◆ What is asked ◆
Select from the data all lines with the word "JSON".

Figure contents as structured data:

══════

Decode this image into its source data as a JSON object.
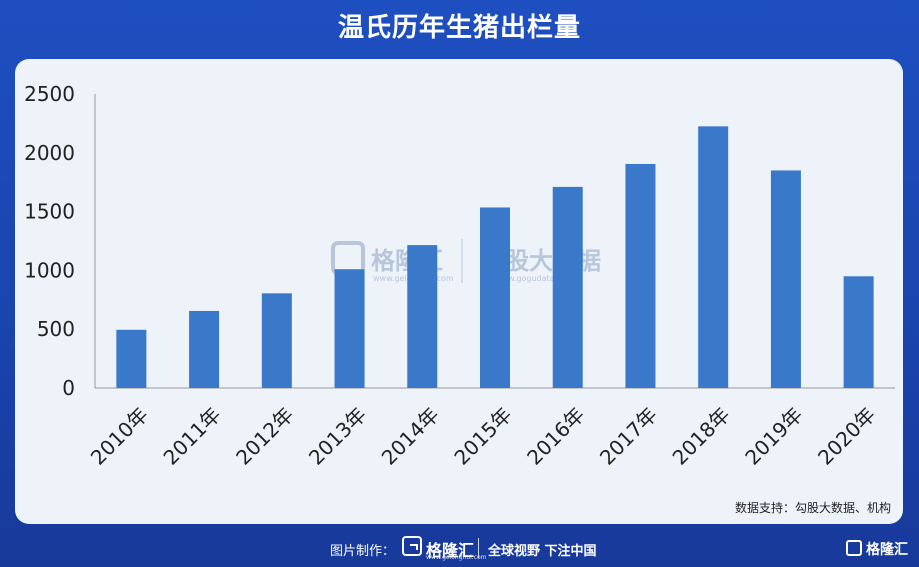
{
  "header": {
    "title": "温氏历年生猪出栏量"
  },
  "chart_data": {
    "type": "bar",
    "title": "温氏历年生猪出栏量",
    "xlabel": "",
    "ylabel": "",
    "categories": [
      "2010年",
      "2011年",
      "2012年",
      "2013年",
      "2014年",
      "2015年",
      "2016年",
      "2017年",
      "2018年",
      "2019年",
      "2020年"
    ],
    "values": [
      495,
      655,
      805,
      1010,
      1215,
      1535,
      1710,
      1905,
      2225,
      1850,
      950
    ],
    "ylim": [
      0,
      2500
    ],
    "yticks": [
      0,
      500,
      1000,
      1500,
      2000,
      2500
    ],
    "grid": false,
    "bar_color": "#3a79c9"
  },
  "watermark": {
    "brand1": "格隆汇",
    "url1": "www.gelonghui.com",
    "brand2": "勾股大数据",
    "url2": "www.gogudata.com"
  },
  "source": "数据支持：勾股大数据、机构",
  "footer": {
    "credit": "图片制作：",
    "brand": "格隆汇",
    "brand_url": "www.gelonghui.com",
    "slogan": "全球视野 下注中国",
    "corner_brand": "格隆汇"
  }
}
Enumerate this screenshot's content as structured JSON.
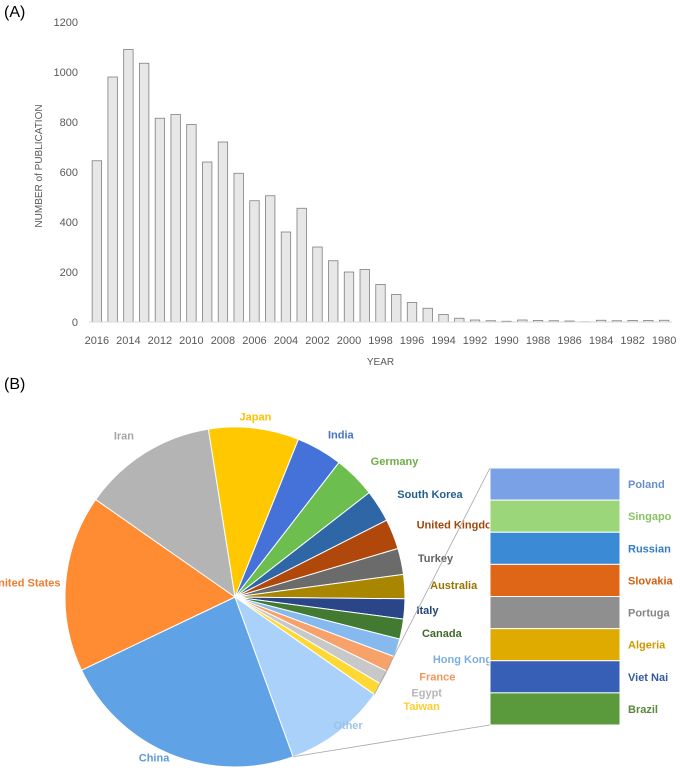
{
  "panels": {
    "a": "(A)",
    "b": "(B)"
  },
  "chart_data": [
    {
      "type": "bar",
      "xlabel": "YEAR",
      "ylabel": "NUMBER of PUBLICATION",
      "ylim": [
        0,
        1200
      ],
      "yticks": [
        0,
        200,
        400,
        600,
        800,
        1000,
        1200
      ],
      "categories": [
        "2016",
        "2015",
        "2014",
        "2013",
        "2012",
        "2011",
        "2010",
        "2009",
        "2008",
        "2007",
        "2006",
        "2005",
        "2004",
        "2003",
        "2002",
        "2001",
        "2000",
        "1999",
        "1998",
        "1997",
        "1996",
        "1995",
        "1994",
        "1993",
        "1992",
        "1991",
        "1990",
        "1989",
        "1988",
        "1987",
        "1986",
        "1985",
        "1984",
        "1983",
        "1982",
        "1981",
        "1980"
      ],
      "xtick_labels": [
        "2016",
        "2014",
        "2012",
        "2010",
        "2008",
        "2006",
        "2004",
        "2002",
        "2000",
        "1998",
        "1996",
        "1994",
        "1992",
        "1990",
        "1988",
        "1986",
        "1984",
        "1982",
        "1980"
      ],
      "values": [
        645,
        980,
        1090,
        1035,
        815,
        830,
        790,
        640,
        720,
        595,
        485,
        505,
        360,
        455,
        300,
        245,
        200,
        210,
        150,
        110,
        78,
        55,
        30,
        15,
        8,
        5,
        3,
        8,
        6,
        5,
        4,
        1,
        7,
        5,
        6,
        6,
        7
      ],
      "bar_color": "#e7e7e7",
      "bar_edge": "#7f7f7f"
    },
    {
      "type": "pie",
      "slices": [
        {
          "label": "China",
          "value": 24.6,
          "color": "#5fa3e6",
          "text_color": "#5b9bd5"
        },
        {
          "label": "United States",
          "value": 17.6,
          "color": "#ff8b33",
          "text_color": "#ed7d31"
        },
        {
          "label": "Iran",
          "value": 13.4,
          "color": "#b4b4b4",
          "text_color": "#a5a5a5"
        },
        {
          "label": "Japan",
          "value": 9.0,
          "color": "#ffc800",
          "text_color": "#ffc000"
        },
        {
          "label": "India",
          "value": 4.6,
          "color": "#4472d8",
          "text_color": "#4472c4"
        },
        {
          "label": "Germany",
          "value": 4.2,
          "color": "#6cbf4e",
          "text_color": "#70ad47"
        },
        {
          "label": "South Korea",
          "value": 3.2,
          "color": "#2e66a6",
          "text_color": "#255e91"
        },
        {
          "label": "United Kingdom",
          "value": 3.0,
          "color": "#b0480c",
          "text_color": "#9e480e"
        },
        {
          "label": "Turkey",
          "value": 2.6,
          "color": "#6b6b6b",
          "text_color": "#636363"
        },
        {
          "label": "Australia",
          "value": 2.4,
          "color": "#a88600",
          "text_color": "#997300"
        },
        {
          "label": "Italy",
          "value": 2.0,
          "color": "#2a4588",
          "text_color": "#264478"
        },
        {
          "label": "Canada",
          "value": 2.0,
          "color": "#437a32",
          "text_color": "#43682b"
        },
        {
          "label": "Hong Kong",
          "value": 1.8,
          "color": "#86b9ee",
          "text_color": "#7cafdd"
        },
        {
          "label": "France",
          "value": 1.6,
          "color": "#f7a26a",
          "text_color": "#f1975a"
        },
        {
          "label": "Egypt",
          "value": 1.4,
          "color": "#c8c8c8",
          "text_color": "#b7b7b7"
        },
        {
          "label": "Taiwan",
          "value": 1.2,
          "color": "#ffd834",
          "text_color": "#ffcd33"
        },
        {
          "label": "Other",
          "value": 10.2,
          "color": "#a9d1fa",
          "text_color": "#9dc3e6"
        }
      ],
      "breakout": {
        "of": "Other",
        "items": [
          {
            "label": "Poland",
            "color": "#7aa0e6",
            "text_color": "#698ed0"
          },
          {
            "label": "Singapo",
            "color": "#9bd67a",
            "text_color": "#8cc168"
          },
          {
            "label": "Russian",
            "color": "#3a8ad6",
            "text_color": "#327dc2"
          },
          {
            "label": "Slovakia",
            "color": "#e06617",
            "text_color": "#d26012"
          },
          {
            "label": "Portuga",
            "color": "#8f8f8f",
            "text_color": "#848484"
          },
          {
            "label": "Algeria",
            "color": "#e0ab00",
            "text_color": "#cc9a00"
          },
          {
            "label": "Viet Nai",
            "color": "#375fb5",
            "text_color": "#335aa1"
          },
          {
            "label": "Brazil",
            "color": "#5b9a3c",
            "text_color": "#5a8a39"
          }
        ]
      }
    }
  ]
}
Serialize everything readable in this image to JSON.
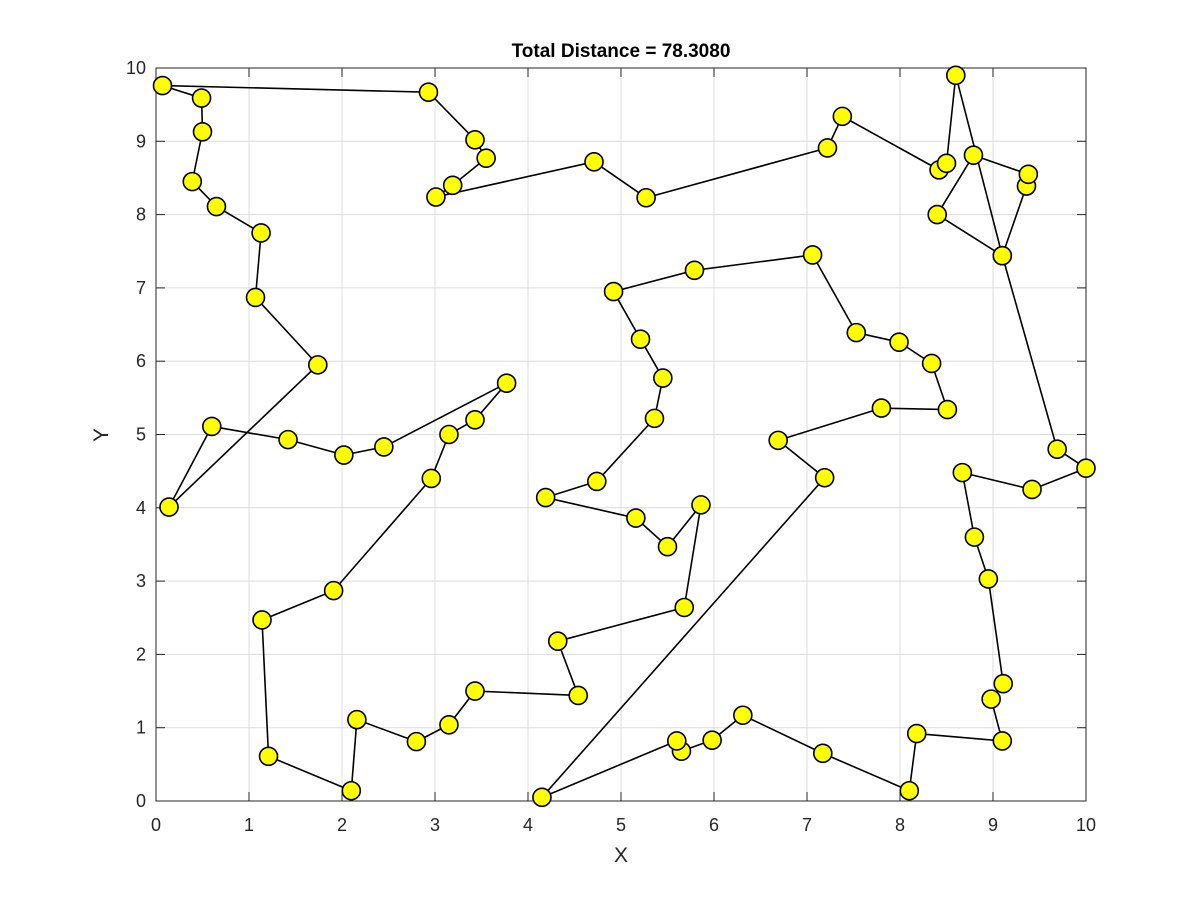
{
  "chart_data": {
    "type": "line",
    "title": "Total Distance = 78.3080",
    "xlabel": "X",
    "ylabel": "Y",
    "xlim": [
      0,
      10
    ],
    "ylim": [
      0,
      10
    ],
    "xticks": [
      "0",
      "1",
      "2",
      "3",
      "4",
      "5",
      "6",
      "7",
      "8",
      "9",
      "10"
    ],
    "yticks": [
      "0",
      "1",
      "2",
      "3",
      "4",
      "5",
      "6",
      "7",
      "8",
      "9",
      "10"
    ],
    "grid": true,
    "marker_color": "#ffff00",
    "marker_edge_color": "#000000",
    "line_color": "#000000",
    "route": [
      [
        0.07,
        9.76
      ],
      [
        2.93,
        9.67
      ],
      [
        3.43,
        9.02
      ],
      [
        3.55,
        8.77
      ],
      [
        3.19,
        8.4
      ],
      [
        3.01,
        8.24
      ],
      [
        4.71,
        8.72
      ],
      [
        5.27,
        8.23
      ],
      [
        7.22,
        8.91
      ],
      [
        7.38,
        9.34
      ],
      [
        8.42,
        8.61
      ],
      [
        8.5,
        8.7
      ],
      [
        8.6,
        9.9
      ],
      [
        9.1,
        7.44
      ],
      [
        9.36,
        8.39
      ],
      [
        9.38,
        8.55
      ],
      [
        8.79,
        8.81
      ],
      [
        8.4,
        8.0
      ],
      [
        9.1,
        7.44
      ],
      [
        9.69,
        4.8
      ],
      [
        10.0,
        4.54
      ],
      [
        9.42,
        4.25
      ],
      [
        8.67,
        4.48
      ],
      [
        8.8,
        3.6
      ],
      [
        8.95,
        3.03
      ],
      [
        9.11,
        1.6
      ],
      [
        8.98,
        1.39
      ],
      [
        9.1,
        0.82
      ],
      [
        8.18,
        0.92
      ],
      [
        8.1,
        0.14
      ],
      [
        7.17,
        0.65
      ],
      [
        6.31,
        1.17
      ],
      [
        5.98,
        0.83
      ],
      [
        5.65,
        0.68
      ],
      [
        5.6,
        0.82
      ],
      [
        4.15,
        0.05
      ],
      [
        7.19,
        4.41
      ],
      [
        6.69,
        4.92
      ],
      [
        7.8,
        5.36
      ],
      [
        8.51,
        5.34
      ],
      [
        8.34,
        5.97
      ],
      [
        7.99,
        6.26
      ],
      [
        7.53,
        6.39
      ],
      [
        7.06,
        7.45
      ],
      [
        5.79,
        7.24
      ],
      [
        4.92,
        6.95
      ],
      [
        5.21,
        6.3
      ],
      [
        5.45,
        5.77
      ],
      [
        5.36,
        5.22
      ],
      [
        4.74,
        4.36
      ],
      [
        4.19,
        4.14
      ],
      [
        5.16,
        3.86
      ],
      [
        5.5,
        3.47
      ],
      [
        5.86,
        4.04
      ],
      [
        5.68,
        2.64
      ],
      [
        4.32,
        2.18
      ],
      [
        4.54,
        1.44
      ],
      [
        3.43,
        1.5
      ],
      [
        3.15,
        1.04
      ],
      [
        2.8,
        0.81
      ],
      [
        2.16,
        1.11
      ],
      [
        2.1,
        0.14
      ],
      [
        1.21,
        0.61
      ],
      [
        1.14,
        2.47
      ],
      [
        1.91,
        2.87
      ],
      [
        2.96,
        4.4
      ],
      [
        3.15,
        5.0
      ],
      [
        3.43,
        5.2
      ],
      [
        3.77,
        5.7
      ],
      [
        2.45,
        4.83
      ],
      [
        2.02,
        4.72
      ],
      [
        1.42,
        4.93
      ],
      [
        0.6,
        5.11
      ],
      [
        0.14,
        4.01
      ],
      [
        1.74,
        5.95
      ],
      [
        1.07,
        6.87
      ],
      [
        1.13,
        7.75
      ],
      [
        0.65,
        8.11
      ],
      [
        0.39,
        8.45
      ],
      [
        0.5,
        9.13
      ],
      [
        0.49,
        9.59
      ],
      [
        0.07,
        9.76
      ]
    ]
  }
}
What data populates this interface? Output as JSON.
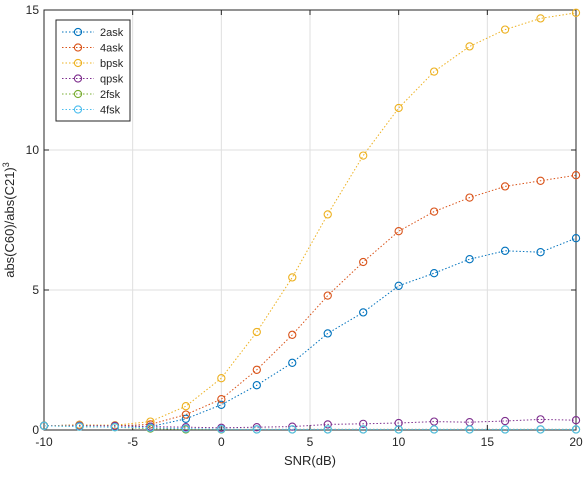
{
  "chart_data": {
    "type": "line",
    "title": "",
    "xlabel": "SNR(dB)",
    "ylabel_base": "abs(C60)/abs(C21)",
    "ylabel_exponent": "3",
    "xlim": [
      -10,
      20
    ],
    "ylim": [
      0,
      15
    ],
    "x_ticks": [
      -10,
      -5,
      0,
      5,
      10,
      15,
      20
    ],
    "y_ticks": [
      0,
      5,
      10,
      15
    ],
    "grid": true,
    "legend_position": "top-left",
    "x": [
      -10,
      -8,
      -6,
      -4,
      -2,
      0,
      2,
      4,
      6,
      8,
      10,
      12,
      14,
      16,
      18,
      20
    ],
    "series": [
      {
        "name": "2ask",
        "color": "#0072BD",
        "values": [
          0.15,
          0.18,
          0.15,
          0.12,
          0.4,
          0.9,
          1.6,
          2.4,
          3.45,
          4.2,
          5.15,
          5.6,
          6.1,
          6.4,
          6.35,
          6.85
        ]
      },
      {
        "name": "4ask",
        "color": "#D95319",
        "values": [
          0.15,
          0.18,
          0.15,
          0.2,
          0.55,
          1.1,
          2.15,
          3.4,
          4.8,
          6.0,
          7.1,
          7.8,
          8.3,
          8.7,
          8.9,
          9.1
        ]
      },
      {
        "name": "bpsk",
        "color": "#EDB120",
        "values": [
          0.15,
          0.18,
          0.17,
          0.3,
          0.85,
          1.85,
          3.5,
          5.45,
          7.7,
          9.8,
          11.5,
          12.8,
          13.7,
          14.3,
          14.7,
          14.9
        ]
      },
      {
        "name": "qpsk",
        "color": "#7E2F8E",
        "values": [
          0.15,
          0.15,
          0.15,
          0.12,
          0.1,
          0.08,
          0.1,
          0.12,
          0.2,
          0.22,
          0.25,
          0.3,
          0.28,
          0.32,
          0.38,
          0.35
        ]
      },
      {
        "name": "2fsk",
        "color": "#77AC30",
        "values": [
          0.15,
          0.12,
          0.1,
          0.05,
          0.02,
          0.02,
          0.02,
          0.02,
          0.02,
          0.02,
          0.02,
          0.02,
          0.02,
          0.02,
          0.02,
          0.02
        ]
      },
      {
        "name": "4fsk",
        "color": "#4DBEEE",
        "values": [
          0.15,
          0.12,
          0.1,
          0.08,
          0.05,
          0.03,
          0.02,
          0.02,
          0.02,
          0.02,
          0.02,
          0.02,
          0.02,
          0.02,
          0.02,
          0.02
        ]
      }
    ]
  }
}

══════

◆ Solution for this problem ◆
Decode this image into its source data as a JSON object.
Enumerate this screenshot's content as structured JSON.
Serialize everything readable in this image to JSON.
What data populates this interface? Output as JSON.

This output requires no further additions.